> [SOURCE RECORDS]
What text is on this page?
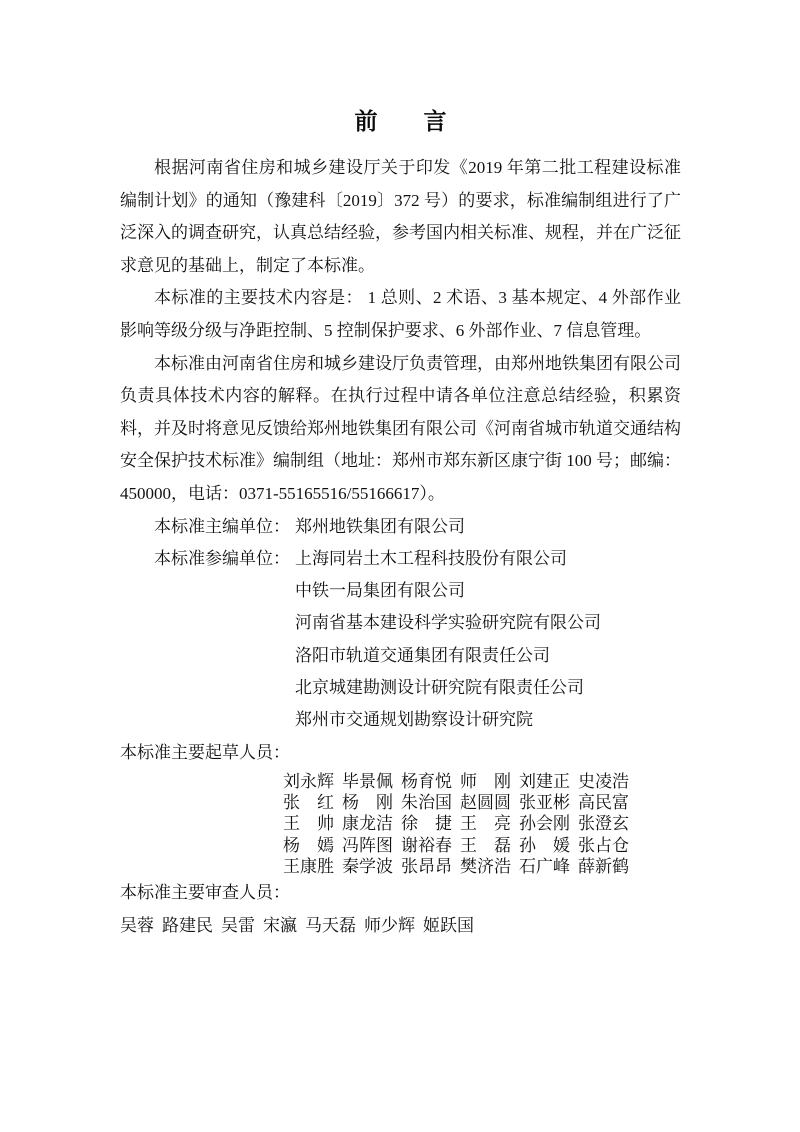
前　　言

根据河南省住房和城乡建设厅关于印发《2019 年第二批工程建设标准编制计划》的通知（豫建科〔2019〕372 号）的要求，标准编制组进行了广泛深入的调查研究，认真总结经验，参考国内相关标准、规程，并在广泛征求意见的基础上，制定了本标准。

本标准的主要技术内容是： 1 总则、2 术语、3 基本规定、4 外部作业影响等级分级与净距控制、5 控制保护要求、6 外部作业、7 信息管理。

本标准由河南省住房和城乡建设厅负责管理，由郑州地铁集团有限公司负责具体技术内容的解释。在执行过程中请各单位注意总结经验，积累资料，并及时将意见反馈给郑州地铁集团有限公司《河南省城市轨道交通结构安全保护技术标准》编制组（地址：郑州市郑东新区康宁街 100 号；邮编：450000，电话：0371-55165516/55166617）。

本标准主编单位： 郑州地铁集团有限公司
本标准参编单位： 上海同岩土木工程科技股份有限公司
中铁一局集团有限公司
河南省基本建设科学实验研究院有限公司
洛阳市轨道交通集团有限责任公司
北京城建勘测设计研究院有限责任公司
郑州市交通规划勘察设计研究院
本标准主要起草人员：
刘永辉 毕景佩 杨育悦 师　刚 刘建正 史凌浩
张　红 杨　刚 朱治国 赵圆圆 张亚彬 高民富
王　帅 康龙洁 徐　捷 王　亮 孙会刚 张澄玄
杨　嫣 冯阵图 谢裕春 王　磊 孙　媛 张占仓
王康胜 秦学波 张昂昂 樊济浩 石广峰 薛新鹤
本标准主要审查人员：
吴蓉 路建民 吴雷 宋瀛 马天磊 师少辉 姬跃国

> [AIM]
Reproduce the material in its entirety and word for word, without the pictures.

> [FULL SOLUTION]
What text is on this page?
前　　言

根据河南省住房和城乡建设厅关于印发《2019 年第二批工程建设标准编制计划》的通知（豫建科〔2019〕372 号）的要求，标准编制组进行了广泛深入的调查研究，认真总结经验，参考国内相关标准、规程，并在广泛征求意见的基础上，制定了本标准。

本标准的主要技术内容是： 1 总则、2 术语、3 基本规定、4 外部作业影响等级分级与净距控制、5 控制保护要求、6 外部作业、7 信息管理。

本标准由河南省住房和城乡建设厅负责管理，由郑州地铁集团有限公司负责具体技术内容的解释。在执行过程中请各单位注意总结经验，积累资料，并及时将意见反馈给郑州地铁集团有限公司《河南省城市轨道交通结构安全保护技术标准》编制组（地址：郑州市郑东新区康宁街 100 号；邮编：450000，电话：0371-55165516/55166617）。

本标准主编单位： 郑州地铁集团有限公司
本标准参编单位： 上海同岩土木工程科技股份有限公司
中铁一局集团有限公司
河南省基本建设科学实验研究院有限公司
洛阳市轨道交通集团有限责任公司
北京城建勘测设计研究院有限责任公司
郑州市交通规划勘察设计研究院
本标准主要起草人员：
刘永辉 毕景佩 杨育悦 师　刚 刘建正 史凌浩
张　红 杨　刚 朱治国 赵圆圆 张亚彬 高民富
王　帅 康龙洁 徐　捷 王　亮 孙会刚 张澄玄
杨　嫣 冯阵图 谢裕春 王　磊 孙　媛 张占仓
王康胜 秦学波 张昂昂 樊济浩 石广峰 薛新鹤
本标准主要审查人员：
吴蓉 路建民 吴雷 宋瀛 马天磊 师少辉 姬跃国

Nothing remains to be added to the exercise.